## Task goal
Convert the records from their first line through the line containing "candle-body (339, 286, 346, 297)", both ends included, into a Markdown table with columns Row and Entry. Put each line's number under Row and the line itself under Entry, and skip any blank lines.

## Source records
— begin —
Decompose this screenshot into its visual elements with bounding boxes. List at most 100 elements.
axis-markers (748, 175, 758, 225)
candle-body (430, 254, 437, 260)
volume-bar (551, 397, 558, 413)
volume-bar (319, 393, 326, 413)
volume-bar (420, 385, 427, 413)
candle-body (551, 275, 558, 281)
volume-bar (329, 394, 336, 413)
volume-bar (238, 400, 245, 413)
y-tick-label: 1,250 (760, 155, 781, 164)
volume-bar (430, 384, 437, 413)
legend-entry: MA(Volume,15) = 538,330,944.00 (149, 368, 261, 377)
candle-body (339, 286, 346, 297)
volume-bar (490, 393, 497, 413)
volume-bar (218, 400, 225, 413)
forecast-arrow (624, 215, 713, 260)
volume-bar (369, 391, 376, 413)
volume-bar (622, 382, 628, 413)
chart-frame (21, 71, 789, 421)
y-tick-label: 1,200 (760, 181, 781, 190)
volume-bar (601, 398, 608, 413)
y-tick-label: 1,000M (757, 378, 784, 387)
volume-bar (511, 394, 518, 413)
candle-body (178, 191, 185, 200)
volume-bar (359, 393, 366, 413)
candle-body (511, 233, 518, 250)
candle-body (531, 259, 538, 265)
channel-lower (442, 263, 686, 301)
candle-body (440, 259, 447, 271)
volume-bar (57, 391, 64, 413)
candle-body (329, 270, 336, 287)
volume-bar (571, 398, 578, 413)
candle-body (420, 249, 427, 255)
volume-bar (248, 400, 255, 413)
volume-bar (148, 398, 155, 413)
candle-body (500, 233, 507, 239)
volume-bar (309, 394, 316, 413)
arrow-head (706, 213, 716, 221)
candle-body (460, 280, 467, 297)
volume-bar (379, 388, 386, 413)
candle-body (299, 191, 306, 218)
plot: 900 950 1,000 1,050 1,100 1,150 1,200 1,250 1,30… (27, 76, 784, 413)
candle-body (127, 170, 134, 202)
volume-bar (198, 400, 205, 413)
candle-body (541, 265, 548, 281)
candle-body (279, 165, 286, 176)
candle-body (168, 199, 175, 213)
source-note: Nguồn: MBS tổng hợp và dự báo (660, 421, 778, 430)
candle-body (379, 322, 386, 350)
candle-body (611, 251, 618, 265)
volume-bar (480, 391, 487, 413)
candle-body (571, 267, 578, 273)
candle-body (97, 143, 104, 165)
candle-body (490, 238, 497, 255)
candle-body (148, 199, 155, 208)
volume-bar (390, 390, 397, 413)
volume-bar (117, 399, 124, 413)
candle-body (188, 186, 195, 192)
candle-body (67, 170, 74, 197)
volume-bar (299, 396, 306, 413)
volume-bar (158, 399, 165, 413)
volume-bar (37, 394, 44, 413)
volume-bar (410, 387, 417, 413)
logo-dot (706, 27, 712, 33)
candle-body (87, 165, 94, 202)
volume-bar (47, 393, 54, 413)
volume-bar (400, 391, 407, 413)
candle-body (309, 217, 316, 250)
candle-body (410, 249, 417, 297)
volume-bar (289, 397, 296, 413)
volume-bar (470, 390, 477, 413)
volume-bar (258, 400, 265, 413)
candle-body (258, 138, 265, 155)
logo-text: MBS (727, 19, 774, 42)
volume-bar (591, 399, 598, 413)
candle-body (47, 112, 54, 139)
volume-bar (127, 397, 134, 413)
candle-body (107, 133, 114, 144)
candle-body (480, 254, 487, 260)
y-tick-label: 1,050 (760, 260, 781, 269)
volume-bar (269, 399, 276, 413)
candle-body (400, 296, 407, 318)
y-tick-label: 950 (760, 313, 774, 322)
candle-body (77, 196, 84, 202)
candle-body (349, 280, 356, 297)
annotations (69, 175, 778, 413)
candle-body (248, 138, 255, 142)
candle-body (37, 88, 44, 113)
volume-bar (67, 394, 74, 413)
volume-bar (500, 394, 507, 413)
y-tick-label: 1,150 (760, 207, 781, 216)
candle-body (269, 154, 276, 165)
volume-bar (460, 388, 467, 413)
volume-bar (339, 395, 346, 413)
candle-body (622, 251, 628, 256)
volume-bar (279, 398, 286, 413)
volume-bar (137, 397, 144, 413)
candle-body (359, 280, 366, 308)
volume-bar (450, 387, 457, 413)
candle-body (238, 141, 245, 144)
— end —
## Solution to this exercise
| Row | Entry |
|---|---|
| 1 | Decompose this screenshot into its visual elements with bounding boxes. List at most 100 elements. |
| 2 | axis-markers (748, 175, 758, 225) |
| 3 | candle-body (430, 254, 437, 260) |
| 4 | volume-bar (551, 397, 558, 413) |
| 5 | volume-bar (319, 393, 326, 413) |
| 6 | volume-bar (420, 385, 427, 413) |
| 7 | candle-body (551, 275, 558, 281) |
| 8 | volume-bar (329, 394, 336, 413) |
| 9 | volume-bar (238, 400, 245, 413) |
| 10 | y-tick-label: 1,250 (760, 155, 781, 164) |
| 11 | volume-bar (430, 384, 437, 413) |
| 12 | legend-entry: MA(Volume,15) = 538,330,944.00 (149, 368, 261, 377) |
| 13 | candle-body (339, 286, 346, 297) |